--- BEGIN EXERCISE MATERIAL ---

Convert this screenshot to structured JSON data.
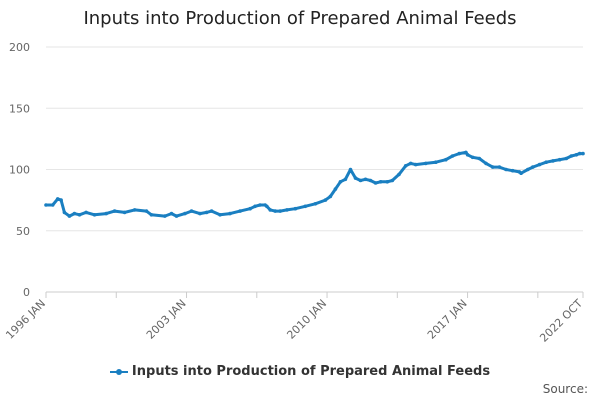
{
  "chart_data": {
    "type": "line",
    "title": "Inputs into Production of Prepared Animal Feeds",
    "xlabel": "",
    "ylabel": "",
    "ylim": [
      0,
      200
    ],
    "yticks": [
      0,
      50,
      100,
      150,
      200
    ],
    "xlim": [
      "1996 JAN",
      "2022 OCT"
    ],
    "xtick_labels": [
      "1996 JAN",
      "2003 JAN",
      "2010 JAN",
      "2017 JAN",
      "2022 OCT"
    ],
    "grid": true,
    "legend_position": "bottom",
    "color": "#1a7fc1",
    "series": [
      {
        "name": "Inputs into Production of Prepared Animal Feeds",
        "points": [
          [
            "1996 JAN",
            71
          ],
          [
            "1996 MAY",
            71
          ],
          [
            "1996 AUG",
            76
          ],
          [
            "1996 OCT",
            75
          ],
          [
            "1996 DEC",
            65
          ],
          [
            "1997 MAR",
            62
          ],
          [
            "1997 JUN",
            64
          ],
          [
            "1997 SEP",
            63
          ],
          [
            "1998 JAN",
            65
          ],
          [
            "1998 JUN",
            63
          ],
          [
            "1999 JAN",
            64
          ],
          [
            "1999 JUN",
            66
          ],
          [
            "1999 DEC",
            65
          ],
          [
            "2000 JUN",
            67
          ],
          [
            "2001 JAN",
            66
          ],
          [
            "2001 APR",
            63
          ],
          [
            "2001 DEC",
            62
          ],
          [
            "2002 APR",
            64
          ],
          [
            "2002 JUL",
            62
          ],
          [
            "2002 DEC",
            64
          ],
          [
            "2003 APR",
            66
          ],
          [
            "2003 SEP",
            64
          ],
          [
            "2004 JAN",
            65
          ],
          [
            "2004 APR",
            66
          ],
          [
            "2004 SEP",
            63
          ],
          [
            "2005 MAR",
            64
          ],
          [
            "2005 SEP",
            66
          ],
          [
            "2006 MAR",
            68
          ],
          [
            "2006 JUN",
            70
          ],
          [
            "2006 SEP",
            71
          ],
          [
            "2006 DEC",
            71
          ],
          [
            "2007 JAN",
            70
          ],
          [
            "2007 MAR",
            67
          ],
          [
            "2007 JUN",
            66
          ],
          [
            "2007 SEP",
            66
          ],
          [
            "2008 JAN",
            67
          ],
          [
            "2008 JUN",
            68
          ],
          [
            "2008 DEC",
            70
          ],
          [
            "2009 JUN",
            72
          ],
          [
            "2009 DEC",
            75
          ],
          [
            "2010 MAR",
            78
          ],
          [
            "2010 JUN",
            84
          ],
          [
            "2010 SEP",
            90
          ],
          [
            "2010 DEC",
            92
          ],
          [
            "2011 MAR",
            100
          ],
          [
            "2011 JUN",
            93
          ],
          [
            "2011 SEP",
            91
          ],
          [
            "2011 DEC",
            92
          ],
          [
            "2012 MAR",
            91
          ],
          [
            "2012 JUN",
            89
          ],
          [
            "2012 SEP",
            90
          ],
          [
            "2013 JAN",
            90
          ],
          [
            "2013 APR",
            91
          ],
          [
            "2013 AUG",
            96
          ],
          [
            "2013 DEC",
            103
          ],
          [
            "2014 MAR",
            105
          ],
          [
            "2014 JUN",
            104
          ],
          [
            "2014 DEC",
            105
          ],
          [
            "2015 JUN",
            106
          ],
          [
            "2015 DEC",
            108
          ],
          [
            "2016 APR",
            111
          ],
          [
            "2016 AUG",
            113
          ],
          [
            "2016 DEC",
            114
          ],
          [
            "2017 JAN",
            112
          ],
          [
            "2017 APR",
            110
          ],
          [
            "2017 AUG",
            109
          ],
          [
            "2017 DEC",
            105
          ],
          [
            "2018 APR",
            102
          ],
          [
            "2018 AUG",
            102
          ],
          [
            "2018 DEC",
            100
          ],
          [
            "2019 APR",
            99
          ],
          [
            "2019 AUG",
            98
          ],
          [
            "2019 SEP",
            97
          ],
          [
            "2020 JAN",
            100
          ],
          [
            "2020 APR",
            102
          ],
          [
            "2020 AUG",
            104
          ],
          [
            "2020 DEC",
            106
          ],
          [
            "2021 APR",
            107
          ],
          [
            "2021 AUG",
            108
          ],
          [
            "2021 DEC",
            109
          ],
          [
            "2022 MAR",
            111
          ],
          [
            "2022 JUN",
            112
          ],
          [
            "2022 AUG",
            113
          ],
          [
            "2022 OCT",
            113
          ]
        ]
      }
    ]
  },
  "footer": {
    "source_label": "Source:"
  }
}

--- END EXERCISE MATERIAL ---
--- BEGIN EXERCISE MATERIAL ---

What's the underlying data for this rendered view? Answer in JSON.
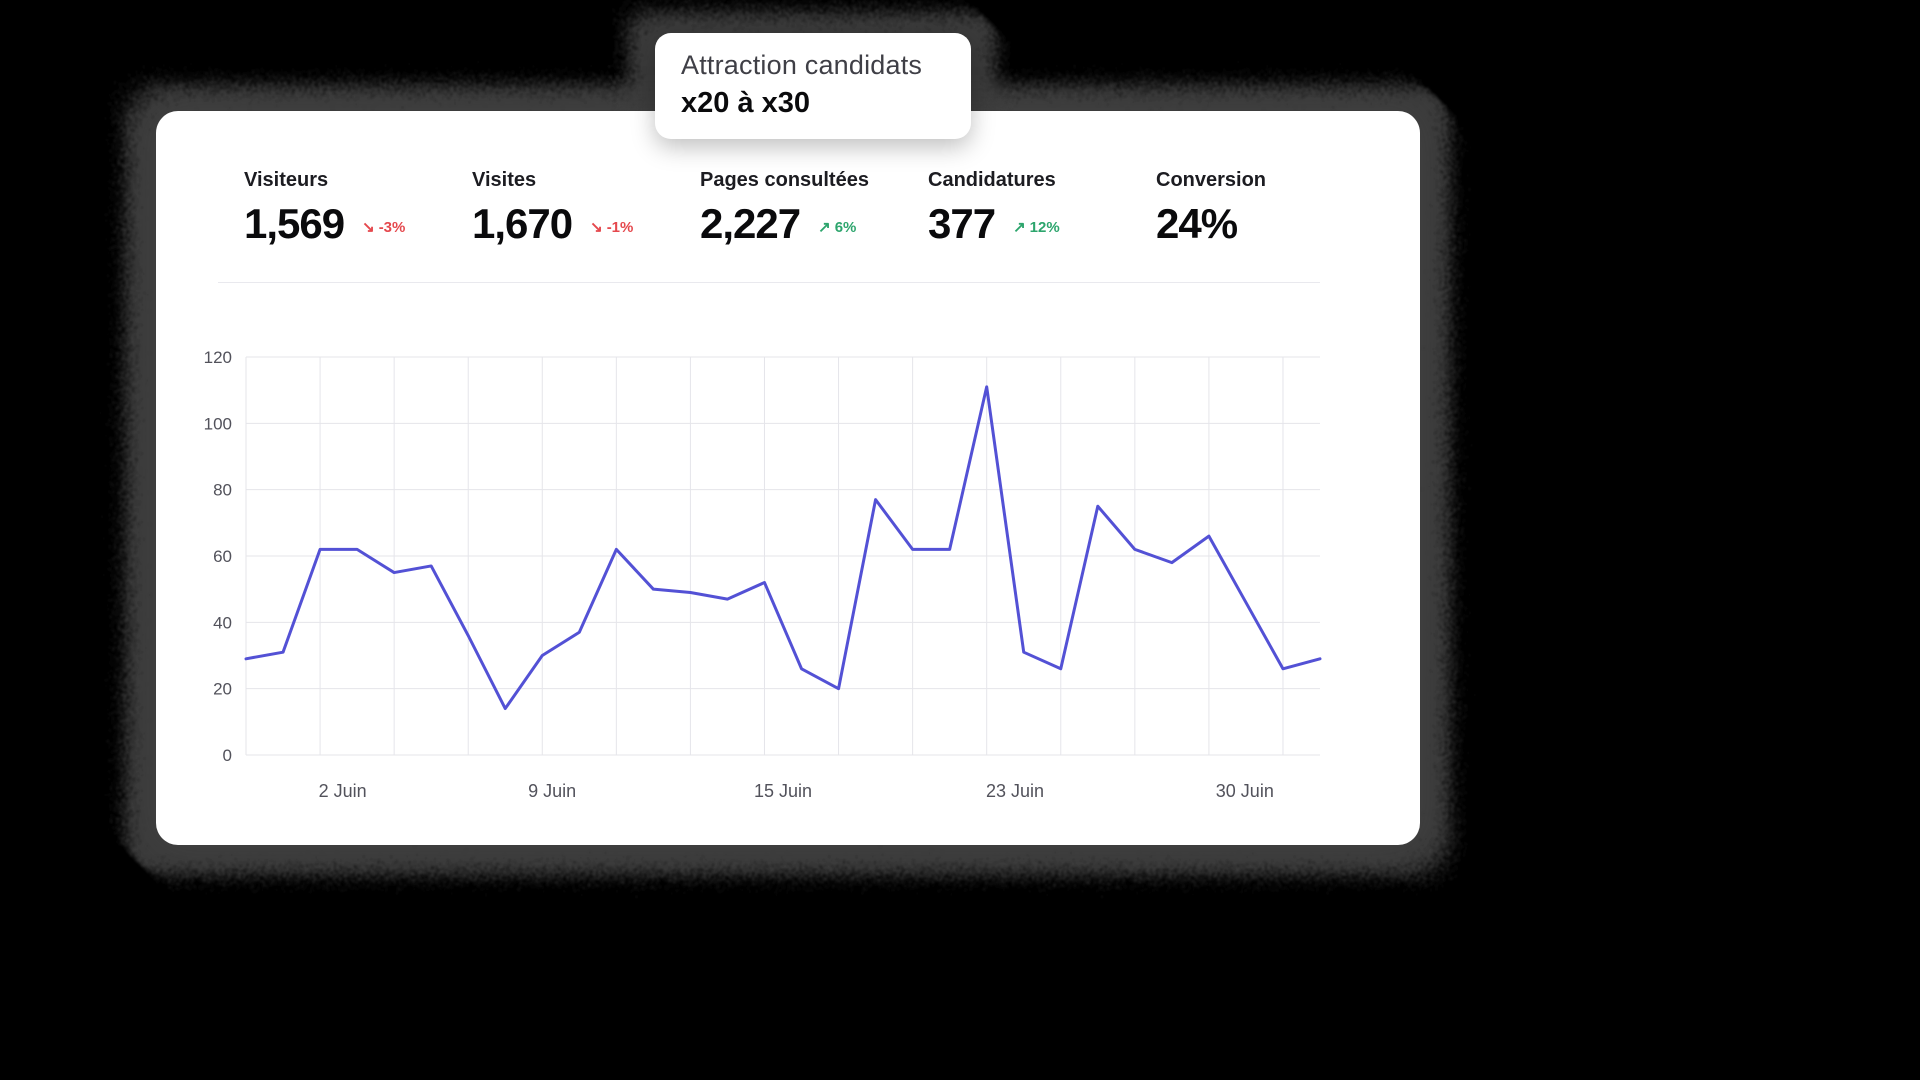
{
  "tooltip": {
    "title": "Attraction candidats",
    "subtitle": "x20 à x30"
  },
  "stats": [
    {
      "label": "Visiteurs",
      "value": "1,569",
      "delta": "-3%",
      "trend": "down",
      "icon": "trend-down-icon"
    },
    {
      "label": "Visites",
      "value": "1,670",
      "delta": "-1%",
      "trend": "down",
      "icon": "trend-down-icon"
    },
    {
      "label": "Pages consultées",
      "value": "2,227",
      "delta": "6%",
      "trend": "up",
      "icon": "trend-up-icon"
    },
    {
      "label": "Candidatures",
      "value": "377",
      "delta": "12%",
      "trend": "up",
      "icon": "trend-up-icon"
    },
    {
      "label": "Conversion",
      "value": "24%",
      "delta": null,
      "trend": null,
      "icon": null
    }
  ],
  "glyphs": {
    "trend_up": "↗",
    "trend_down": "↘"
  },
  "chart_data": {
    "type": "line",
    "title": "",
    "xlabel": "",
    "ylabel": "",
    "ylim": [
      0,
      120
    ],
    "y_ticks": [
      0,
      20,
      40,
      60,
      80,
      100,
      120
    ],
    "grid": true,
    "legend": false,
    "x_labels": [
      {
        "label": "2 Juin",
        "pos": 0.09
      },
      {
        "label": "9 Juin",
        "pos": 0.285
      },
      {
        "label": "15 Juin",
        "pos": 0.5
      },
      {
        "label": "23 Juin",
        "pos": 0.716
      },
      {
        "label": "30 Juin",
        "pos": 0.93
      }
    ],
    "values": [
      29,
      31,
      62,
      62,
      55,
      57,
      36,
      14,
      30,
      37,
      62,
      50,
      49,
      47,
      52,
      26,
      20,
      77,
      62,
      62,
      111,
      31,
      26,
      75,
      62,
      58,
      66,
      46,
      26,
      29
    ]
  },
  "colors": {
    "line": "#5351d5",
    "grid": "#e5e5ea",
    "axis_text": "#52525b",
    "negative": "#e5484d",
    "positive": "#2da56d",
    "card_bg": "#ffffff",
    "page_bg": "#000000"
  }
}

--- END EXERCISE MATERIAL ---

__TASK GOAL__. From the entries, copy out each line containing the word "Feeds".

__THE OUTPUT__.
    "title": "Inputs into Production of Prepared Animal Feeds",
        "name": "Inputs into Production of Prepared Animal Feeds",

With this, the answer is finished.